■ **WHAT YOU HAVE TO DO**
Make an exact copy of all the entries below, with the pictures left out.

■ **DATA SECTION**

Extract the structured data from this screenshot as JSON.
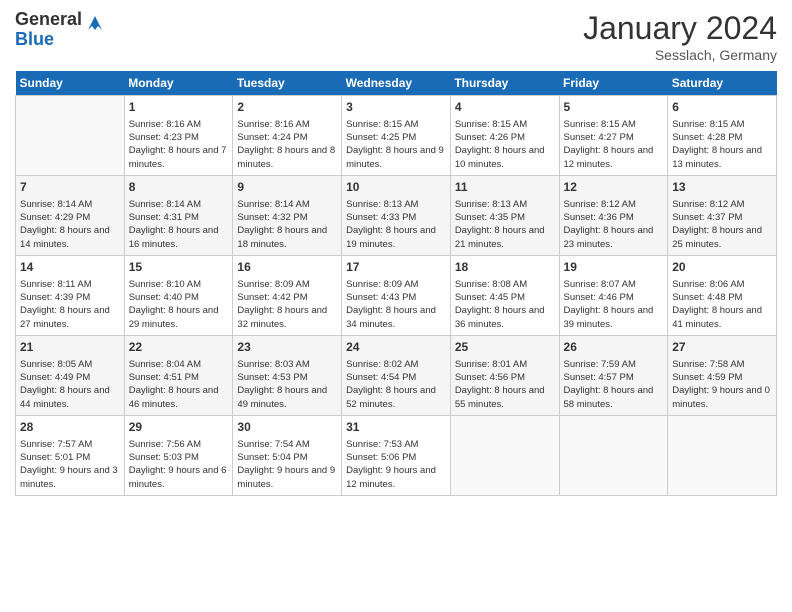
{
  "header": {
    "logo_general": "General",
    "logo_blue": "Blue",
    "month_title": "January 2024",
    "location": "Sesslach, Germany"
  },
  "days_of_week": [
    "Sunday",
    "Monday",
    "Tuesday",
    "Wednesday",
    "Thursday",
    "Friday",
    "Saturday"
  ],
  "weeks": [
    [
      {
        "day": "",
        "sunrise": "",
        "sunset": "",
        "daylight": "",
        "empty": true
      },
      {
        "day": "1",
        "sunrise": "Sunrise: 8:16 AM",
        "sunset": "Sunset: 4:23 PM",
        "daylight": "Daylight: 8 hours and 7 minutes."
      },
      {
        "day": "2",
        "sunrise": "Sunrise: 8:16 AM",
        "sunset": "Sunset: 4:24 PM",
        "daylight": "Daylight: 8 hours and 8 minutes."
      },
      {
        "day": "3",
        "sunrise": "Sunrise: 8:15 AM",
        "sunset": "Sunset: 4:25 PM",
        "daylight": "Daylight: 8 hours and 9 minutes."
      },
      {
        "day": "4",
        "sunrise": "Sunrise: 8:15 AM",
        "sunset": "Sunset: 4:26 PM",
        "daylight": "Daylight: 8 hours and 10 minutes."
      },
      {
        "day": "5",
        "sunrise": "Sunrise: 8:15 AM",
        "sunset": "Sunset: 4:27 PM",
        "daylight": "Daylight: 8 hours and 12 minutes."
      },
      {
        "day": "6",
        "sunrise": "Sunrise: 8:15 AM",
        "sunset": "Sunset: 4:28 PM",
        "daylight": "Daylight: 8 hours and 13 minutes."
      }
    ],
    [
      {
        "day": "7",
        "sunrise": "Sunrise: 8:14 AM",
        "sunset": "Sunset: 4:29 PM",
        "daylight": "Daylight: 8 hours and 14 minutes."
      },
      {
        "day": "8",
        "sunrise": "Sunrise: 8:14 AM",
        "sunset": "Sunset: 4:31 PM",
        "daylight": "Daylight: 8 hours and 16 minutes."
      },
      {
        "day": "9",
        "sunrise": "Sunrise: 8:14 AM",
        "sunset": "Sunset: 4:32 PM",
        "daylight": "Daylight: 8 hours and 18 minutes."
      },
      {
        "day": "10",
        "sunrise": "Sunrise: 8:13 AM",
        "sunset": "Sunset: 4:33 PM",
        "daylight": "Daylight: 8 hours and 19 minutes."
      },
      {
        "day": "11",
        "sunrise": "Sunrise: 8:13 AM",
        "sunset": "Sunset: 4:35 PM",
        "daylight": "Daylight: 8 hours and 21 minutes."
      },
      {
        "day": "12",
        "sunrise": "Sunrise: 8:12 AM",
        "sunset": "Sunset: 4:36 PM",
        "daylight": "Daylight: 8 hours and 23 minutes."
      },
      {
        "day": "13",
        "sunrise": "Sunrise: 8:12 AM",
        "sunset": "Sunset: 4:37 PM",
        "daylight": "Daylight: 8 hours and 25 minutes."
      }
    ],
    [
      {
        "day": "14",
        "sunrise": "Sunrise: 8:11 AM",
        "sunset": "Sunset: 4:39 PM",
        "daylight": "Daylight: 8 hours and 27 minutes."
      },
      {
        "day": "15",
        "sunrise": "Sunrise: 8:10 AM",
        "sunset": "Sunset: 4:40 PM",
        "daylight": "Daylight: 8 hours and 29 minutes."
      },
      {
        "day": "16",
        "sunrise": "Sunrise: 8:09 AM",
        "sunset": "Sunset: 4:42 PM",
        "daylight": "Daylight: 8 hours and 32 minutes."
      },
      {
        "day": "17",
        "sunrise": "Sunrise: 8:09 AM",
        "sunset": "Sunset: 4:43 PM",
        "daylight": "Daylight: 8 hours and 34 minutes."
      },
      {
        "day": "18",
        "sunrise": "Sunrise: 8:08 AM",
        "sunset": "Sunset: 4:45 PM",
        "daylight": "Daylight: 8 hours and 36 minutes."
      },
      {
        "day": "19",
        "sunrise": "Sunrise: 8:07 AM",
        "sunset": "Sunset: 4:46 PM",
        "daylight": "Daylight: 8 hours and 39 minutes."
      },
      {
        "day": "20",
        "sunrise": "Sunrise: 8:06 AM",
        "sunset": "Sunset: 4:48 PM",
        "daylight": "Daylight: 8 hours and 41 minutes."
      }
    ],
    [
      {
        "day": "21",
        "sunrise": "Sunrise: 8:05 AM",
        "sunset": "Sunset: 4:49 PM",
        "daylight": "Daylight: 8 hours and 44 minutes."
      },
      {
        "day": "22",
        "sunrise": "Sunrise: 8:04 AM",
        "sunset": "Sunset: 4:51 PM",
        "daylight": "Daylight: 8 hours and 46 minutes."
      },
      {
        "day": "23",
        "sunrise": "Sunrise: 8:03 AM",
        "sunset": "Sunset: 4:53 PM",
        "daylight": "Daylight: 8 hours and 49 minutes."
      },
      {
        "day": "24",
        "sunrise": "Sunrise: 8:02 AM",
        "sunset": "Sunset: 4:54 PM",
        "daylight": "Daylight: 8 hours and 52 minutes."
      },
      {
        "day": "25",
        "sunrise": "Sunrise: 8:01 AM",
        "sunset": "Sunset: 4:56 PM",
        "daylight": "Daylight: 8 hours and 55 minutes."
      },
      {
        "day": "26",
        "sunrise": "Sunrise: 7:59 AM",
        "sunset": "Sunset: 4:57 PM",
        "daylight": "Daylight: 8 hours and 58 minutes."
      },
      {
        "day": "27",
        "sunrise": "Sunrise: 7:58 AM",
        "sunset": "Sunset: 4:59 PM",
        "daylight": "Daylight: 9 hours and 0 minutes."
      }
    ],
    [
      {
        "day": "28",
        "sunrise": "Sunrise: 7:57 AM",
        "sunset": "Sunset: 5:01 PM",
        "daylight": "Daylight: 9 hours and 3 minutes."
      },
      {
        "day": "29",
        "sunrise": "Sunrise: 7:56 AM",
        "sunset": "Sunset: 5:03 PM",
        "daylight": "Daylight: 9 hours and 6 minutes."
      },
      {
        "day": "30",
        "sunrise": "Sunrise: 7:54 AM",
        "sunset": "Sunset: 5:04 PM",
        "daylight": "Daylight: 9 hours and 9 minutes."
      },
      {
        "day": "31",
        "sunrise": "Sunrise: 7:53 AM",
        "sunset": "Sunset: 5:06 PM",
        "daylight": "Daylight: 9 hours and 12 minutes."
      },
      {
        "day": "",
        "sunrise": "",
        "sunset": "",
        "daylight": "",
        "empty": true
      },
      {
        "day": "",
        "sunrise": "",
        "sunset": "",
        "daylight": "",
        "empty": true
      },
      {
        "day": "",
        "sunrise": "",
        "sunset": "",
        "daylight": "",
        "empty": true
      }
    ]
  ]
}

■ **FULL RESPONSE**
Extract the structured data from this screenshot as JSON.
{
  "header": {
    "logo_general": "General",
    "logo_blue": "Blue",
    "month_title": "January 2024",
    "location": "Sesslach, Germany"
  },
  "days_of_week": [
    "Sunday",
    "Monday",
    "Tuesday",
    "Wednesday",
    "Thursday",
    "Friday",
    "Saturday"
  ],
  "weeks": [
    [
      {
        "day": "",
        "sunrise": "",
        "sunset": "",
        "daylight": "",
        "empty": true
      },
      {
        "day": "1",
        "sunrise": "Sunrise: 8:16 AM",
        "sunset": "Sunset: 4:23 PM",
        "daylight": "Daylight: 8 hours and 7 minutes."
      },
      {
        "day": "2",
        "sunrise": "Sunrise: 8:16 AM",
        "sunset": "Sunset: 4:24 PM",
        "daylight": "Daylight: 8 hours and 8 minutes."
      },
      {
        "day": "3",
        "sunrise": "Sunrise: 8:15 AM",
        "sunset": "Sunset: 4:25 PM",
        "daylight": "Daylight: 8 hours and 9 minutes."
      },
      {
        "day": "4",
        "sunrise": "Sunrise: 8:15 AM",
        "sunset": "Sunset: 4:26 PM",
        "daylight": "Daylight: 8 hours and 10 minutes."
      },
      {
        "day": "5",
        "sunrise": "Sunrise: 8:15 AM",
        "sunset": "Sunset: 4:27 PM",
        "daylight": "Daylight: 8 hours and 12 minutes."
      },
      {
        "day": "6",
        "sunrise": "Sunrise: 8:15 AM",
        "sunset": "Sunset: 4:28 PM",
        "daylight": "Daylight: 8 hours and 13 minutes."
      }
    ],
    [
      {
        "day": "7",
        "sunrise": "Sunrise: 8:14 AM",
        "sunset": "Sunset: 4:29 PM",
        "daylight": "Daylight: 8 hours and 14 minutes."
      },
      {
        "day": "8",
        "sunrise": "Sunrise: 8:14 AM",
        "sunset": "Sunset: 4:31 PM",
        "daylight": "Daylight: 8 hours and 16 minutes."
      },
      {
        "day": "9",
        "sunrise": "Sunrise: 8:14 AM",
        "sunset": "Sunset: 4:32 PM",
        "daylight": "Daylight: 8 hours and 18 minutes."
      },
      {
        "day": "10",
        "sunrise": "Sunrise: 8:13 AM",
        "sunset": "Sunset: 4:33 PM",
        "daylight": "Daylight: 8 hours and 19 minutes."
      },
      {
        "day": "11",
        "sunrise": "Sunrise: 8:13 AM",
        "sunset": "Sunset: 4:35 PM",
        "daylight": "Daylight: 8 hours and 21 minutes."
      },
      {
        "day": "12",
        "sunrise": "Sunrise: 8:12 AM",
        "sunset": "Sunset: 4:36 PM",
        "daylight": "Daylight: 8 hours and 23 minutes."
      },
      {
        "day": "13",
        "sunrise": "Sunrise: 8:12 AM",
        "sunset": "Sunset: 4:37 PM",
        "daylight": "Daylight: 8 hours and 25 minutes."
      }
    ],
    [
      {
        "day": "14",
        "sunrise": "Sunrise: 8:11 AM",
        "sunset": "Sunset: 4:39 PM",
        "daylight": "Daylight: 8 hours and 27 minutes."
      },
      {
        "day": "15",
        "sunrise": "Sunrise: 8:10 AM",
        "sunset": "Sunset: 4:40 PM",
        "daylight": "Daylight: 8 hours and 29 minutes."
      },
      {
        "day": "16",
        "sunrise": "Sunrise: 8:09 AM",
        "sunset": "Sunset: 4:42 PM",
        "daylight": "Daylight: 8 hours and 32 minutes."
      },
      {
        "day": "17",
        "sunrise": "Sunrise: 8:09 AM",
        "sunset": "Sunset: 4:43 PM",
        "daylight": "Daylight: 8 hours and 34 minutes."
      },
      {
        "day": "18",
        "sunrise": "Sunrise: 8:08 AM",
        "sunset": "Sunset: 4:45 PM",
        "daylight": "Daylight: 8 hours and 36 minutes."
      },
      {
        "day": "19",
        "sunrise": "Sunrise: 8:07 AM",
        "sunset": "Sunset: 4:46 PM",
        "daylight": "Daylight: 8 hours and 39 minutes."
      },
      {
        "day": "20",
        "sunrise": "Sunrise: 8:06 AM",
        "sunset": "Sunset: 4:48 PM",
        "daylight": "Daylight: 8 hours and 41 minutes."
      }
    ],
    [
      {
        "day": "21",
        "sunrise": "Sunrise: 8:05 AM",
        "sunset": "Sunset: 4:49 PM",
        "daylight": "Daylight: 8 hours and 44 minutes."
      },
      {
        "day": "22",
        "sunrise": "Sunrise: 8:04 AM",
        "sunset": "Sunset: 4:51 PM",
        "daylight": "Daylight: 8 hours and 46 minutes."
      },
      {
        "day": "23",
        "sunrise": "Sunrise: 8:03 AM",
        "sunset": "Sunset: 4:53 PM",
        "daylight": "Daylight: 8 hours and 49 minutes."
      },
      {
        "day": "24",
        "sunrise": "Sunrise: 8:02 AM",
        "sunset": "Sunset: 4:54 PM",
        "daylight": "Daylight: 8 hours and 52 minutes."
      },
      {
        "day": "25",
        "sunrise": "Sunrise: 8:01 AM",
        "sunset": "Sunset: 4:56 PM",
        "daylight": "Daylight: 8 hours and 55 minutes."
      },
      {
        "day": "26",
        "sunrise": "Sunrise: 7:59 AM",
        "sunset": "Sunset: 4:57 PM",
        "daylight": "Daylight: 8 hours and 58 minutes."
      },
      {
        "day": "27",
        "sunrise": "Sunrise: 7:58 AM",
        "sunset": "Sunset: 4:59 PM",
        "daylight": "Daylight: 9 hours and 0 minutes."
      }
    ],
    [
      {
        "day": "28",
        "sunrise": "Sunrise: 7:57 AM",
        "sunset": "Sunset: 5:01 PM",
        "daylight": "Daylight: 9 hours and 3 minutes."
      },
      {
        "day": "29",
        "sunrise": "Sunrise: 7:56 AM",
        "sunset": "Sunset: 5:03 PM",
        "daylight": "Daylight: 9 hours and 6 minutes."
      },
      {
        "day": "30",
        "sunrise": "Sunrise: 7:54 AM",
        "sunset": "Sunset: 5:04 PM",
        "daylight": "Daylight: 9 hours and 9 minutes."
      },
      {
        "day": "31",
        "sunrise": "Sunrise: 7:53 AM",
        "sunset": "Sunset: 5:06 PM",
        "daylight": "Daylight: 9 hours and 12 minutes."
      },
      {
        "day": "",
        "sunrise": "",
        "sunset": "",
        "daylight": "",
        "empty": true
      },
      {
        "day": "",
        "sunrise": "",
        "sunset": "",
        "daylight": "",
        "empty": true
      },
      {
        "day": "",
        "sunrise": "",
        "sunset": "",
        "daylight": "",
        "empty": true
      }
    ]
  ]
}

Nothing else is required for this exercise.